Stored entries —

[start]

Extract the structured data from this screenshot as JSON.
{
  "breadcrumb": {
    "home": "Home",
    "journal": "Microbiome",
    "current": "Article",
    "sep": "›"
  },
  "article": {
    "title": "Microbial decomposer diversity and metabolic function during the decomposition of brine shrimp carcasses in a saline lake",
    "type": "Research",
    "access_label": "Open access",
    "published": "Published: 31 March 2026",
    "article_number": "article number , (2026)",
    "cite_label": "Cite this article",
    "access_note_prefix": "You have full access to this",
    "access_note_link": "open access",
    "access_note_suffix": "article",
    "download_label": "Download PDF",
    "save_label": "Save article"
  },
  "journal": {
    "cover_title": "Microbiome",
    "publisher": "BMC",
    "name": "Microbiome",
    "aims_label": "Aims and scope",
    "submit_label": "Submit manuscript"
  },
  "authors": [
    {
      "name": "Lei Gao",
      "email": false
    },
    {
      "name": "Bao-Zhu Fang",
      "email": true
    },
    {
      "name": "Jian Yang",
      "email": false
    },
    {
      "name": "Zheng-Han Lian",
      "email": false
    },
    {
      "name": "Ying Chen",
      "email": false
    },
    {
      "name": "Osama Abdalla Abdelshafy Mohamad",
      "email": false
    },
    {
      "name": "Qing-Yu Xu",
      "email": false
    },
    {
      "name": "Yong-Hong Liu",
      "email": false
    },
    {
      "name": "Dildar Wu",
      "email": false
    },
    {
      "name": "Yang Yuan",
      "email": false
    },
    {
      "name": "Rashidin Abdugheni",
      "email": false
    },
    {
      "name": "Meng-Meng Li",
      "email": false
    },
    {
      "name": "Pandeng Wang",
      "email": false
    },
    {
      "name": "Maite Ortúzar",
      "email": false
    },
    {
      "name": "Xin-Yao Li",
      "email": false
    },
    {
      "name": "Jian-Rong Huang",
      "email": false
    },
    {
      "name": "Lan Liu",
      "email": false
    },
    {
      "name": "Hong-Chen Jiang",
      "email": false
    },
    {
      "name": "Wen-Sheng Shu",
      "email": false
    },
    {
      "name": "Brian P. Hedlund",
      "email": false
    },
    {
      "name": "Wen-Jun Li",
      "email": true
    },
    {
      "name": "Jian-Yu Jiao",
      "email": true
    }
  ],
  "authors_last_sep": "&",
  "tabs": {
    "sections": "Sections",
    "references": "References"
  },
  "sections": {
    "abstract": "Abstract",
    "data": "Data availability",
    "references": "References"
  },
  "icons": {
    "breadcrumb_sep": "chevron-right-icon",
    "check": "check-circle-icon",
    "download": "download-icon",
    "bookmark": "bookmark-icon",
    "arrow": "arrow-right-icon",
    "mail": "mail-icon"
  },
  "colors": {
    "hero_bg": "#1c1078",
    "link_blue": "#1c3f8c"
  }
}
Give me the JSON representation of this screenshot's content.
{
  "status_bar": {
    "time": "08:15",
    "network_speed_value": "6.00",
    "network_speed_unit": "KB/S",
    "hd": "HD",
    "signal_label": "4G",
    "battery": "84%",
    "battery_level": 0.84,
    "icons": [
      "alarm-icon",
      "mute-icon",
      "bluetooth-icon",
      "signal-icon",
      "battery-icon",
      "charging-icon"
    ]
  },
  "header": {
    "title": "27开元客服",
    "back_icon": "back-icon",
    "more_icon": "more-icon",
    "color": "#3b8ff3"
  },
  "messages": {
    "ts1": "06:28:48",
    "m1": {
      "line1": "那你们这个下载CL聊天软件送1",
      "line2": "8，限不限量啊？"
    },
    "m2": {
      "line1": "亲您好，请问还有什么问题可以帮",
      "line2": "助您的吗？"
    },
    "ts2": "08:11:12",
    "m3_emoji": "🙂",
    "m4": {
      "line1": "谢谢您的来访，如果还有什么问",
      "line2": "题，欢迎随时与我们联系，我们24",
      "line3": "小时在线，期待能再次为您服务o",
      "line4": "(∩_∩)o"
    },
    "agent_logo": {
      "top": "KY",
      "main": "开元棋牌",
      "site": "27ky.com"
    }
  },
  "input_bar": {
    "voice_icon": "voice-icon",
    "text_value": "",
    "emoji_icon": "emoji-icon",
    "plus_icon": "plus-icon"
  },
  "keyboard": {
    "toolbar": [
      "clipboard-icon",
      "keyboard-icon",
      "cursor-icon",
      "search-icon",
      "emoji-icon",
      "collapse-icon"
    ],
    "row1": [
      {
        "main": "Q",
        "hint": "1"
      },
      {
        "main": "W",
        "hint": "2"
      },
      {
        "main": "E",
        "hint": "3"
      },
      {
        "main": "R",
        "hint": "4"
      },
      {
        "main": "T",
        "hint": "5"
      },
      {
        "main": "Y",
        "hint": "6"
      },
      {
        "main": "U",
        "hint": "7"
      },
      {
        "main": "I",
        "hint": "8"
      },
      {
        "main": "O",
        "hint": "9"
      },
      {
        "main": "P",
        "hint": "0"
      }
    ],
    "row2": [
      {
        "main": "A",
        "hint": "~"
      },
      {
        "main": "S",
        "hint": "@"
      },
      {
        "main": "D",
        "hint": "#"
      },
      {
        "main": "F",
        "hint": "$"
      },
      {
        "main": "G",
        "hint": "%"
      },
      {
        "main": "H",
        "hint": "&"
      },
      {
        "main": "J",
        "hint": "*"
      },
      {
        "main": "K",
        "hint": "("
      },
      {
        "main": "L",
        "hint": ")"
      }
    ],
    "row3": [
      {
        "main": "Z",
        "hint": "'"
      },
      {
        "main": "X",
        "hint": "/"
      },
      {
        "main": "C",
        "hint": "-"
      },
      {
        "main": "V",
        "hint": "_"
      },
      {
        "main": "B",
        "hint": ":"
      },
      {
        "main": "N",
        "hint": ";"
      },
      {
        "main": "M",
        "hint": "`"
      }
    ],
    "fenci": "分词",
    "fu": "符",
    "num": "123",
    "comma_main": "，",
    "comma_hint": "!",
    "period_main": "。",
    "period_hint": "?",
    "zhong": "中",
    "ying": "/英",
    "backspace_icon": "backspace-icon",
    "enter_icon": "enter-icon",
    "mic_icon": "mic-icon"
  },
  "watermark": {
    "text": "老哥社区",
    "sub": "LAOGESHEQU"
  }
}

[end]

Filter the listing above by the word "Microbiome"; copy each line that passes.

    "journal": "Microbiome",
    "cover_title": "Microbiome",
    "name": "Microbiome",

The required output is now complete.